Stored items:
************

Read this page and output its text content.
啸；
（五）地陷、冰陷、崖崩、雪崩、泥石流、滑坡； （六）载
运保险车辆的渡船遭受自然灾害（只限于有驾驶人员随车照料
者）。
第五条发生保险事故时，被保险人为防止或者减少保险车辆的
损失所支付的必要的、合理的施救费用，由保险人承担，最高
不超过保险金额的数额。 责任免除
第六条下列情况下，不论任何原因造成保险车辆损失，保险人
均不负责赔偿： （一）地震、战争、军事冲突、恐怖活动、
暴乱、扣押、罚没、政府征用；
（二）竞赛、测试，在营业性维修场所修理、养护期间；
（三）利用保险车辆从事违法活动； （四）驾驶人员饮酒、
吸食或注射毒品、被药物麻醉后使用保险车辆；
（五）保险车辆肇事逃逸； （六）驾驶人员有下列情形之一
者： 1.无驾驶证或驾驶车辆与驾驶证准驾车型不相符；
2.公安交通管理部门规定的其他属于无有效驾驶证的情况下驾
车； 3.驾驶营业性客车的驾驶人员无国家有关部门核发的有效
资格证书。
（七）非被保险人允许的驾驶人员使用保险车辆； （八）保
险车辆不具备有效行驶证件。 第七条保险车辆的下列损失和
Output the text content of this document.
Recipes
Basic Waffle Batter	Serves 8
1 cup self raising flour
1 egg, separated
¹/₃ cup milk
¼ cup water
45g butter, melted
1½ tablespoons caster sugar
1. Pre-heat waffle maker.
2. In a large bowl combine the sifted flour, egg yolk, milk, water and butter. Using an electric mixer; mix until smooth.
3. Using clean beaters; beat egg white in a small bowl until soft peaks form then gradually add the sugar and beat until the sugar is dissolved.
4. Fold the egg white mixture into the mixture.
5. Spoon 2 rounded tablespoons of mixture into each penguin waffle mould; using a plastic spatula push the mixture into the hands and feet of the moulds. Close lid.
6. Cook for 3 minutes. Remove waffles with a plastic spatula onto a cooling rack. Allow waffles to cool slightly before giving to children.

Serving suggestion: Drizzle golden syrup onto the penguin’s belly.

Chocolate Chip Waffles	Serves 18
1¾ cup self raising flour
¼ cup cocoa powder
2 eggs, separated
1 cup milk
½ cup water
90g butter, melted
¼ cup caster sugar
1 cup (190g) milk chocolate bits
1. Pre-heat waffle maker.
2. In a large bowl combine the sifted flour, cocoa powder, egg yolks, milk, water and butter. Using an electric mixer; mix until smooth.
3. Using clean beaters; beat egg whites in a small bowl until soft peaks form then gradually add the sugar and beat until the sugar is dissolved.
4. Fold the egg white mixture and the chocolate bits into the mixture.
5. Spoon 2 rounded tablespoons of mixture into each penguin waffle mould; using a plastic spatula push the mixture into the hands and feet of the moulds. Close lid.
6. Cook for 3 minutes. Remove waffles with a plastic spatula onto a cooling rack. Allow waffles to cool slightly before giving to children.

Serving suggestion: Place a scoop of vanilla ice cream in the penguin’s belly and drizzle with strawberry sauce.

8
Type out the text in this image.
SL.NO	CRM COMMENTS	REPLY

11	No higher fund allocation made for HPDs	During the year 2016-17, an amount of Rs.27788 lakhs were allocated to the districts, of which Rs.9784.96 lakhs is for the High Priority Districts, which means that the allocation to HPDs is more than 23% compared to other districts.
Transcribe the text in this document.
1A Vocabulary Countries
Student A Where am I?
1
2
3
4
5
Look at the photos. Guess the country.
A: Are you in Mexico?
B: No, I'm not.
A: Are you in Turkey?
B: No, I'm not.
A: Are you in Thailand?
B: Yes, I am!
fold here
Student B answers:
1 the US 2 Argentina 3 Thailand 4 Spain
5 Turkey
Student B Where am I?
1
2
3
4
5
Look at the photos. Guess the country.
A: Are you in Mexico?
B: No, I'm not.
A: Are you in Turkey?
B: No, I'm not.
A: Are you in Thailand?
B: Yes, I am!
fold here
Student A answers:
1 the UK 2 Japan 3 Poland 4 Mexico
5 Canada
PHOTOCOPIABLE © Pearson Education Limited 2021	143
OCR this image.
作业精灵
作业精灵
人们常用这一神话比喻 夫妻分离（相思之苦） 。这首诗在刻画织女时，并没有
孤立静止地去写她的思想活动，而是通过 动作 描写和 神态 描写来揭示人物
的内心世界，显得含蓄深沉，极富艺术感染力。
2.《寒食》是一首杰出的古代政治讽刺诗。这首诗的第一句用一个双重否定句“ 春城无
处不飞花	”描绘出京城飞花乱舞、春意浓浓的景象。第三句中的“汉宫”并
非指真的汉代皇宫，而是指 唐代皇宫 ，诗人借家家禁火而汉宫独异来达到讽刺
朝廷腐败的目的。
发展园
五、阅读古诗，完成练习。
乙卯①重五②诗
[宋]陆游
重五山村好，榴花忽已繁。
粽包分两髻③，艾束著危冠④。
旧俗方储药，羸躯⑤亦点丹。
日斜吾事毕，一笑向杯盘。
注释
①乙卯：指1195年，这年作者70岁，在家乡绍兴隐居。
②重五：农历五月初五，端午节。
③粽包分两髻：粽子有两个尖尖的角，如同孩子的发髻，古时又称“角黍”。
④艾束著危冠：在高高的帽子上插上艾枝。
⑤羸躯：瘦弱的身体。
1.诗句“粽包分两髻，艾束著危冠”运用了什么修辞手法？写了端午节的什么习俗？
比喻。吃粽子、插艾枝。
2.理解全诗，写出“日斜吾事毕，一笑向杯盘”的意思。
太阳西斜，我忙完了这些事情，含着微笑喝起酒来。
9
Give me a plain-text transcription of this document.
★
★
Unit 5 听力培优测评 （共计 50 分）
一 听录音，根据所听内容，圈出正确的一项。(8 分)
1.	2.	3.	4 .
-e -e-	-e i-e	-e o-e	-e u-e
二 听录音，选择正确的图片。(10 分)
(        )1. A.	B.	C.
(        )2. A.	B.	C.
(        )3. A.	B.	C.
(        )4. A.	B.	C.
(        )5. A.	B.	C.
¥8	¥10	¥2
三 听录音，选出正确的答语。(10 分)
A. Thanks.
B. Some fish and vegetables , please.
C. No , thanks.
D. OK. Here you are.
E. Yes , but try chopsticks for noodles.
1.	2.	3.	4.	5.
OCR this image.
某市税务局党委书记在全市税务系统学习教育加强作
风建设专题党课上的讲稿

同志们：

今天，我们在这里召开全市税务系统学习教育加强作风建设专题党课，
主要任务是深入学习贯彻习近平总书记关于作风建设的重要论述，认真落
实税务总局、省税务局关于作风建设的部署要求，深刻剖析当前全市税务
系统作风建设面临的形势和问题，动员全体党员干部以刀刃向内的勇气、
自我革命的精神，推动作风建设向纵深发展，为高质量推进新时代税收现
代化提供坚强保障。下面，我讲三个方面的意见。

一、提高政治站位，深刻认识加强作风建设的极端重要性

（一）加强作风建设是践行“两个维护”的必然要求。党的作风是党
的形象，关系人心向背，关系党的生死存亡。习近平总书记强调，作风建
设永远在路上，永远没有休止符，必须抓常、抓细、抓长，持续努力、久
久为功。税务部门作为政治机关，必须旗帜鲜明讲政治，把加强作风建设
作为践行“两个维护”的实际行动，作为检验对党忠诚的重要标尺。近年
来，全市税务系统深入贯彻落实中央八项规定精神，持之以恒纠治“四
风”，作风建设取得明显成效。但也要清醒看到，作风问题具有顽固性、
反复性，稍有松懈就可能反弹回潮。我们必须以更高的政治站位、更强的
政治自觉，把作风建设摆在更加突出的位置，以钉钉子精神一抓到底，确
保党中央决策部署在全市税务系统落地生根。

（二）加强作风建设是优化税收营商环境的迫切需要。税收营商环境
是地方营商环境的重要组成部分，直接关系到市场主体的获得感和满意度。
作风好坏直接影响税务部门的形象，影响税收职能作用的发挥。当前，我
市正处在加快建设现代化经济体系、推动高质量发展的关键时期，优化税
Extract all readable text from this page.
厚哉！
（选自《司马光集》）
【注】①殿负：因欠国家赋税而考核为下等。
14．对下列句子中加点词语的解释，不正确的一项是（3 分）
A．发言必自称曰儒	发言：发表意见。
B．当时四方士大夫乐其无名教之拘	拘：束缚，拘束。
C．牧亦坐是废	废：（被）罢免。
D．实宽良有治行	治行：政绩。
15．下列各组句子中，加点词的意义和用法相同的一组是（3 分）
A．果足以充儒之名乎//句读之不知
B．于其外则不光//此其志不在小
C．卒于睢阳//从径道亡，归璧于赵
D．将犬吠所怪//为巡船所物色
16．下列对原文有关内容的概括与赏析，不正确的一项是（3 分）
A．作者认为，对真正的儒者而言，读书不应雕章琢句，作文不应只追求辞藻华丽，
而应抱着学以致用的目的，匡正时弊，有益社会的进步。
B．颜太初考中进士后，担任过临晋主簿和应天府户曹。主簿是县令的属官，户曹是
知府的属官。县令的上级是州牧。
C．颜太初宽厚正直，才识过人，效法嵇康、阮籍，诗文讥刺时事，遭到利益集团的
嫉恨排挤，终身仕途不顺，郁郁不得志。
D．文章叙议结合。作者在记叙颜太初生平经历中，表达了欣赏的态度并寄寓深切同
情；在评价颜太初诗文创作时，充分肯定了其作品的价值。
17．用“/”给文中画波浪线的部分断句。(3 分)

************

Report each line in the preceding entries that holds the string "suggestion".

Serving suggestion: Drizzle golden syrup onto the penguin’s belly.
Serving suggestion: Place a scoop of vanilla ice cream in the penguin’s belly and drizzle with strawberry sauce.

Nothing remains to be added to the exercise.